--- begin Records for the task ---
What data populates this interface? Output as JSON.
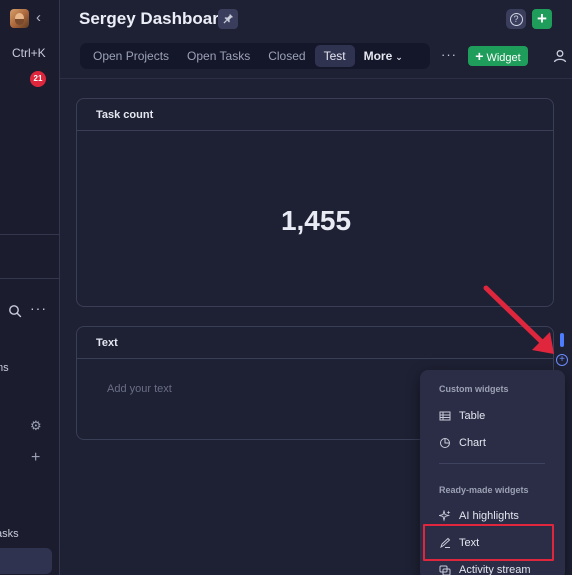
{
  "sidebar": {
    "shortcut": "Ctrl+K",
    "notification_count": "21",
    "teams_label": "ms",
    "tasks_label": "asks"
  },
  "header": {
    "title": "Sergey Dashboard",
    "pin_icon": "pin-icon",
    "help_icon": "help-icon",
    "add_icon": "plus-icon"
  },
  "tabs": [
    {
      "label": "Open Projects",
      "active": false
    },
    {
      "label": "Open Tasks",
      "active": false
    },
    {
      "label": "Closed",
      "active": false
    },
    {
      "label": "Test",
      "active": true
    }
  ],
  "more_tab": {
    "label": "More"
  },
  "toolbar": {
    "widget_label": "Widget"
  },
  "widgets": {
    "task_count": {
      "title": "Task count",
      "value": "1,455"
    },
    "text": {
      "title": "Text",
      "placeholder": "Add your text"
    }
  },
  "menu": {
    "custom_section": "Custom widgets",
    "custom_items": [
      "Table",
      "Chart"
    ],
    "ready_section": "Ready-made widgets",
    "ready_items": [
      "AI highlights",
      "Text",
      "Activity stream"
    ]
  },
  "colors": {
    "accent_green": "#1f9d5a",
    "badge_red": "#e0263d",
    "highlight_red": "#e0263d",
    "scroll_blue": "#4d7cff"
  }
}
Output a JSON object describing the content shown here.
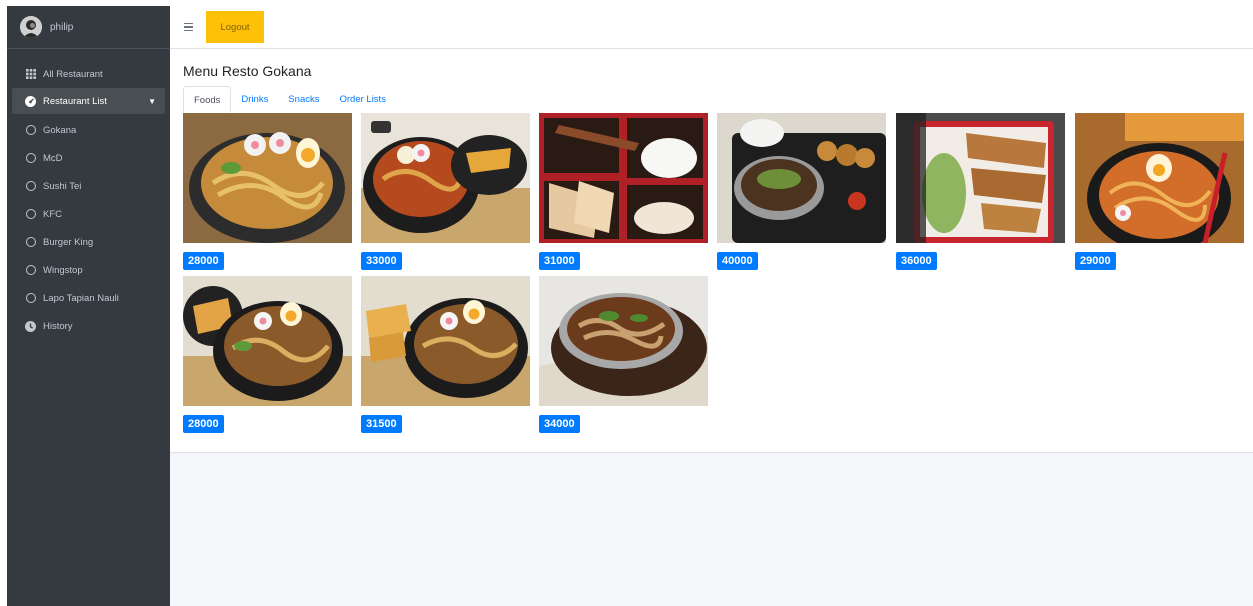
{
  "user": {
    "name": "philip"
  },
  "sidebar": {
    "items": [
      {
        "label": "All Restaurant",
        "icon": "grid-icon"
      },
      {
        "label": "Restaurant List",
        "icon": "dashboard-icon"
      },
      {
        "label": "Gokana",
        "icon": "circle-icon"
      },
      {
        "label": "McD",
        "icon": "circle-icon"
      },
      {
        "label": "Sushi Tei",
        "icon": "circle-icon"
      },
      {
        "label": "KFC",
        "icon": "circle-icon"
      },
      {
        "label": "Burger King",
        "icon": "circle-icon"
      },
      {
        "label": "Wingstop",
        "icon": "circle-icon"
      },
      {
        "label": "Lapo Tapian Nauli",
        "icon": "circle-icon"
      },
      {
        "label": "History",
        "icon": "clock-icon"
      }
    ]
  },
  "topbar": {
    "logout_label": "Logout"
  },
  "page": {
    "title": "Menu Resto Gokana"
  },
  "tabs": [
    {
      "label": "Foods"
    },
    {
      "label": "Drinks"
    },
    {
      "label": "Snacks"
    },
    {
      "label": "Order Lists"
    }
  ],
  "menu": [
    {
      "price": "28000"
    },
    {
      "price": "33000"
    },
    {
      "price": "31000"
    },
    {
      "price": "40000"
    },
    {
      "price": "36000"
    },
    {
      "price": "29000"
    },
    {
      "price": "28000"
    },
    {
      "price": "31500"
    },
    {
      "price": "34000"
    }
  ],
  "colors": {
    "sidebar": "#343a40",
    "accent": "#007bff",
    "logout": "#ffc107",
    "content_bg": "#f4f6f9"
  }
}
--- end Records for the task ---
--- begin Records for the task ---
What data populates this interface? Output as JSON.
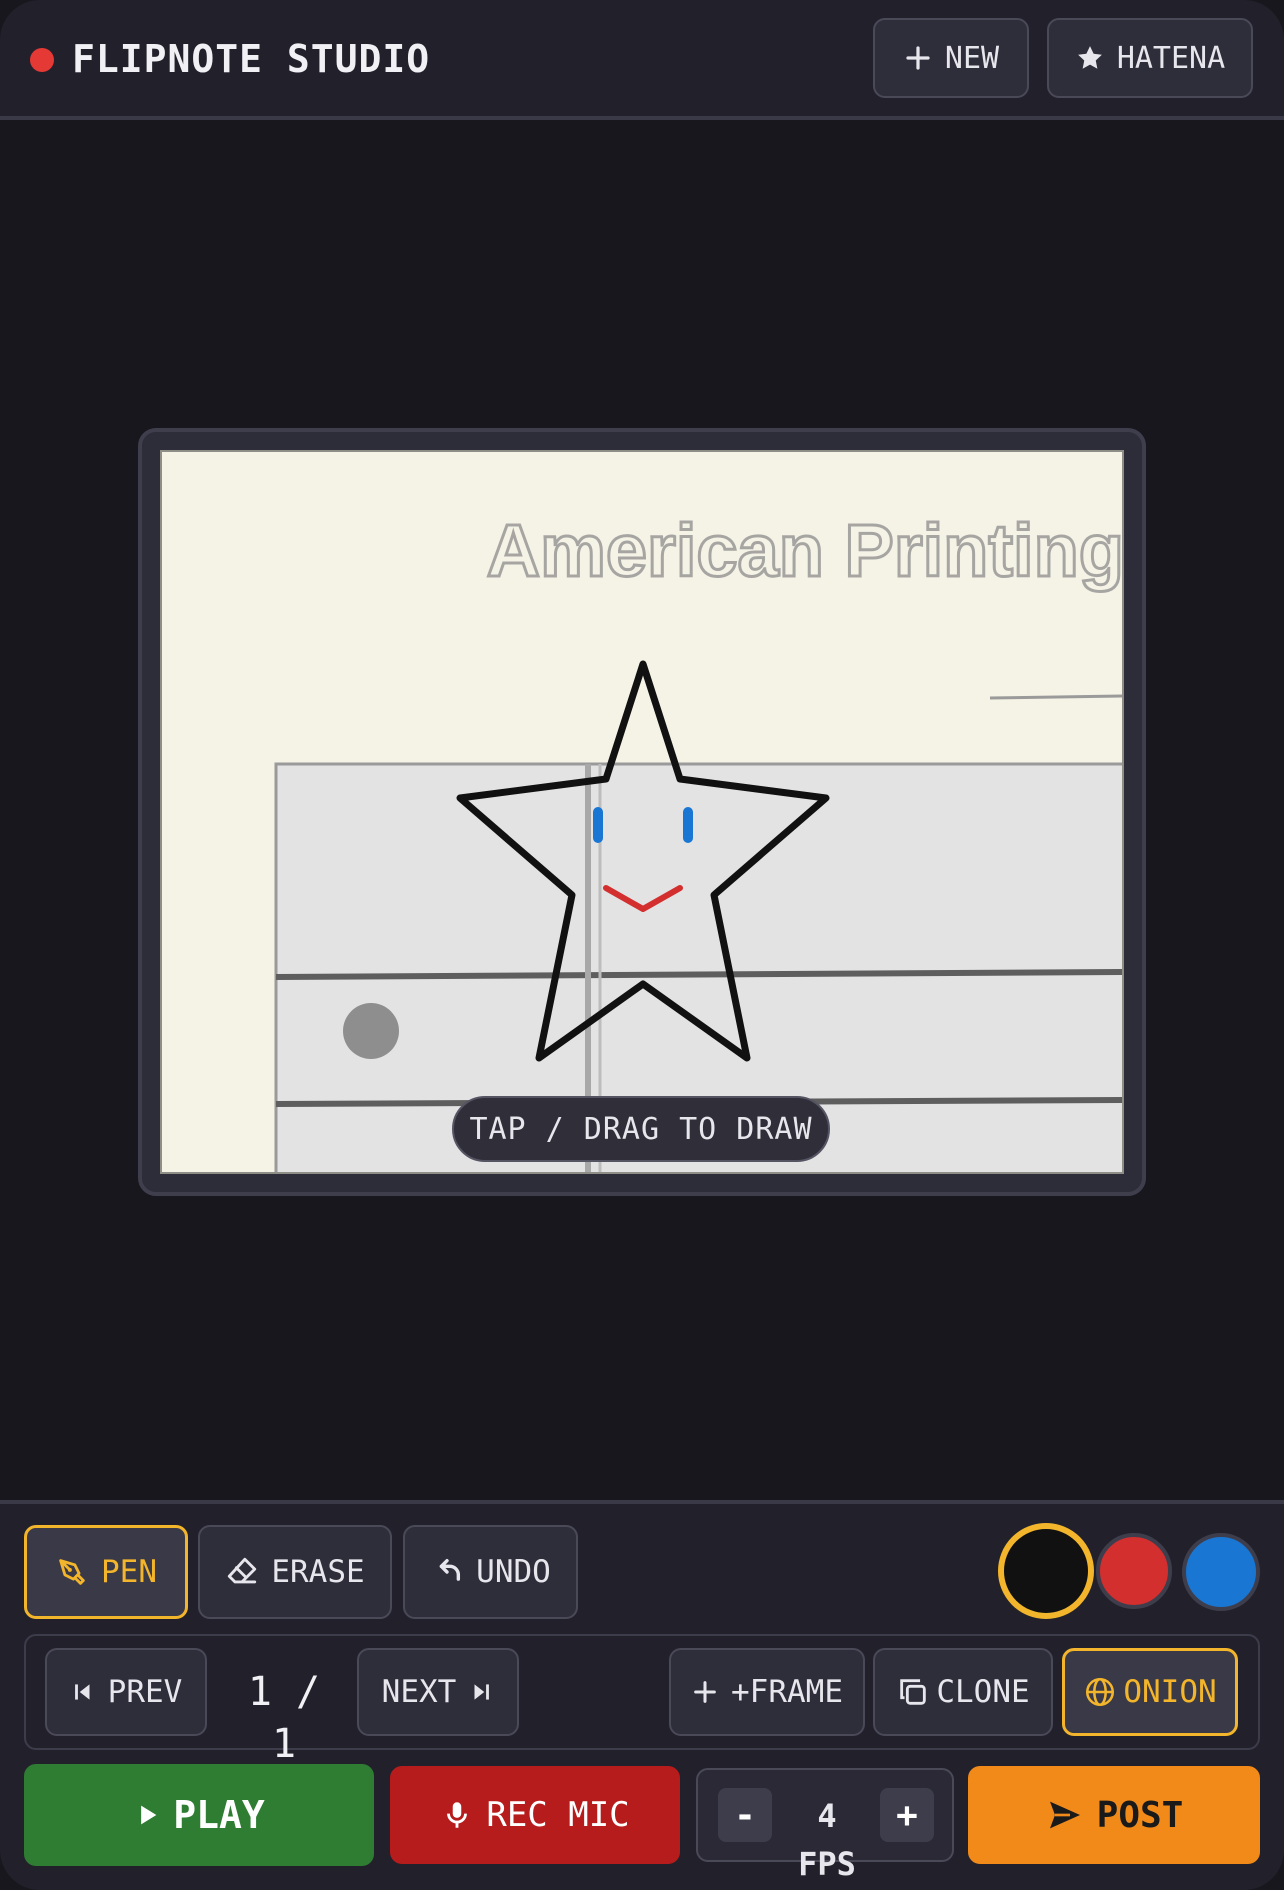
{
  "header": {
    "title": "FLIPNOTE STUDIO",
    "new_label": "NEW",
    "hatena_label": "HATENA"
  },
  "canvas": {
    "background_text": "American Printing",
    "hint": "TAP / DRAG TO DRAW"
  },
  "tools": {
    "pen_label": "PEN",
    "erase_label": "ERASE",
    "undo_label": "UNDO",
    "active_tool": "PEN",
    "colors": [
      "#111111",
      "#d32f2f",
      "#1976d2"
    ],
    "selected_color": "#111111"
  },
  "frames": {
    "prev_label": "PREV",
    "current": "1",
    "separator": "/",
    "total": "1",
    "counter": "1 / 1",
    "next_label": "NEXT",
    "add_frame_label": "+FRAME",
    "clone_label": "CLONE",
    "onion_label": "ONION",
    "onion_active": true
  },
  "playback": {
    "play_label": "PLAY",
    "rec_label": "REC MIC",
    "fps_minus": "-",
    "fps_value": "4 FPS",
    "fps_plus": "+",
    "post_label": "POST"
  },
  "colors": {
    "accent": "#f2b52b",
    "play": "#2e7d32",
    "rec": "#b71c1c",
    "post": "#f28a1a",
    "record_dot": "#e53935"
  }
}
--- end Records for the task ---
--- begin Records for the task ---
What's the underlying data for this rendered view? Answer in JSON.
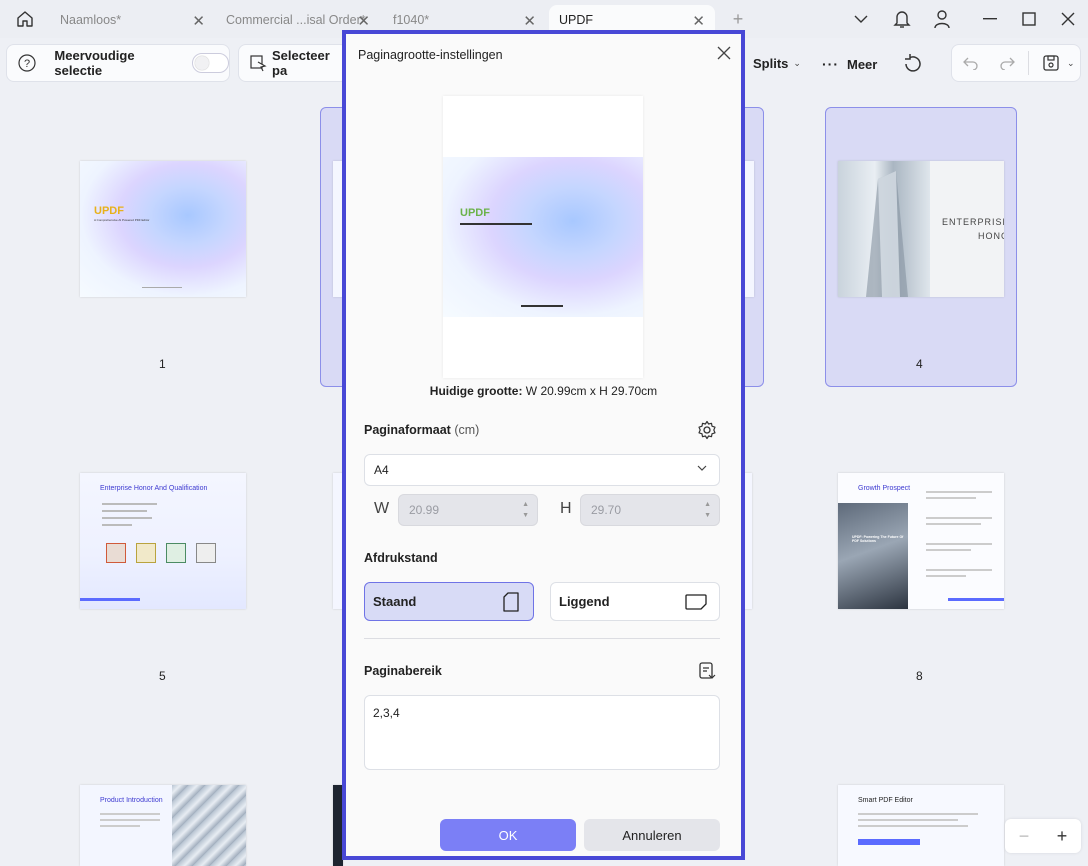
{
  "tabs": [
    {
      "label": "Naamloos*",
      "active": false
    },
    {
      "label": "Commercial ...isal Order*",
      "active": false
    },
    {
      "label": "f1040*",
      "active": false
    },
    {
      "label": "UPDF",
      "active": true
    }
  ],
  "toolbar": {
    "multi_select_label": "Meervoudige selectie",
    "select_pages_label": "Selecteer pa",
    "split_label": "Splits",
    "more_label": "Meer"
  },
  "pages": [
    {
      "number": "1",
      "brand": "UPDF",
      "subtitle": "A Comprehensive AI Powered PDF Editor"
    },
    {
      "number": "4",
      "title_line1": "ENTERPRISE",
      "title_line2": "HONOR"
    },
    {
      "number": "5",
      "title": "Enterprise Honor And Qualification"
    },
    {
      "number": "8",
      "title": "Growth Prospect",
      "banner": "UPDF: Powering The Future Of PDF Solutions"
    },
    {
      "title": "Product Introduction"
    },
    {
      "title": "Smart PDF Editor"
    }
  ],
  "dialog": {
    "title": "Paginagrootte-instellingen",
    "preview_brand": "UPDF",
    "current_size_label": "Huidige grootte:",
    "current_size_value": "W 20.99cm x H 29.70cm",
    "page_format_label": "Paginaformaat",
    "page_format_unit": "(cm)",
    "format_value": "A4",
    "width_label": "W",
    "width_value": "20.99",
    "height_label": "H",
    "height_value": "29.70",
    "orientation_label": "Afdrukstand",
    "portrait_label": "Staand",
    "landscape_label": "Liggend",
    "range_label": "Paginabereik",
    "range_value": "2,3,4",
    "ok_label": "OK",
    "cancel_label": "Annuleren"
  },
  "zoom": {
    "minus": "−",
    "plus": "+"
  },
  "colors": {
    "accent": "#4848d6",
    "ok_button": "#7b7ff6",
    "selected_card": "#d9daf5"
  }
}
--- end Records for the task ---
# Request:
Write down the number of lines where the word "Gokana" appears, and nothing further.

# Expected answer:
2